**Work to be completed**:
Give only the number of lines in the listing below where the string "enfants" occurs.

**Given data**:
+++++
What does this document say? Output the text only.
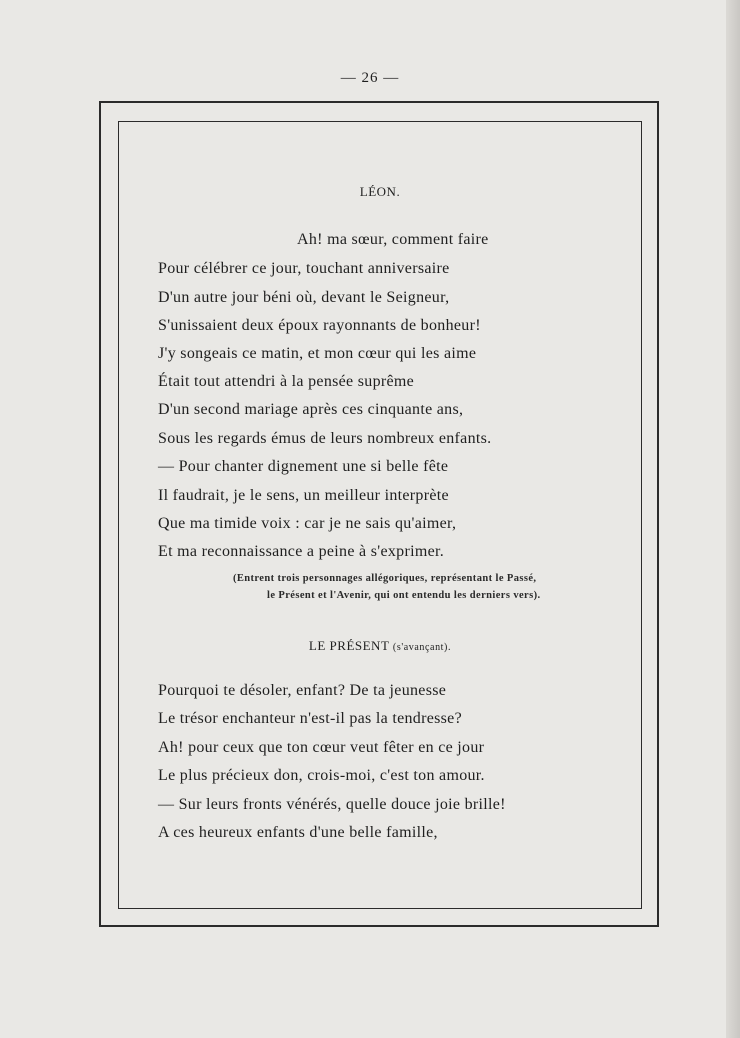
— 26 —
LÉON.
Ah! ma sœur, comment faire
Pour célébrer ce jour, touchant anniversaire
D'un autre jour béni où, devant le Seigneur,
S'unissaient deux époux rayonnants de bonheur!
J'y songeais ce matin, et mon cœur qui les aime
Était tout attendri à la pensée suprême
D'un second mariage après ces cinquante ans,
Sous les regards émus de leurs nombreux enfants.
— Pour chanter dignement une si belle fête
Il faudrait, je le sens, un meilleur interprète
Que ma timide voix : car je ne sais qu'aimer,
Et ma reconnaissance a peine à s'exprimer.
(Entrent trois personnages allégoriques, représentant le Passé,
le Présent et l'Avenir, qui ont entendu les derniers vers).
LE PRÉSENT (s'avançant).
Pourquoi te désoler, enfant? De ta jeunesse
Le trésor enchanteur n'est-il pas la tendresse?
Ah! pour ceux que ton cœur veut fêter en ce jour
Le plus précieux don, crois-moi, c'est ton amour.
— Sur leurs fronts vénérés, quelle douce joie brille!
A ces heureux enfants d'une belle famille,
+++++
**Full solution**:
2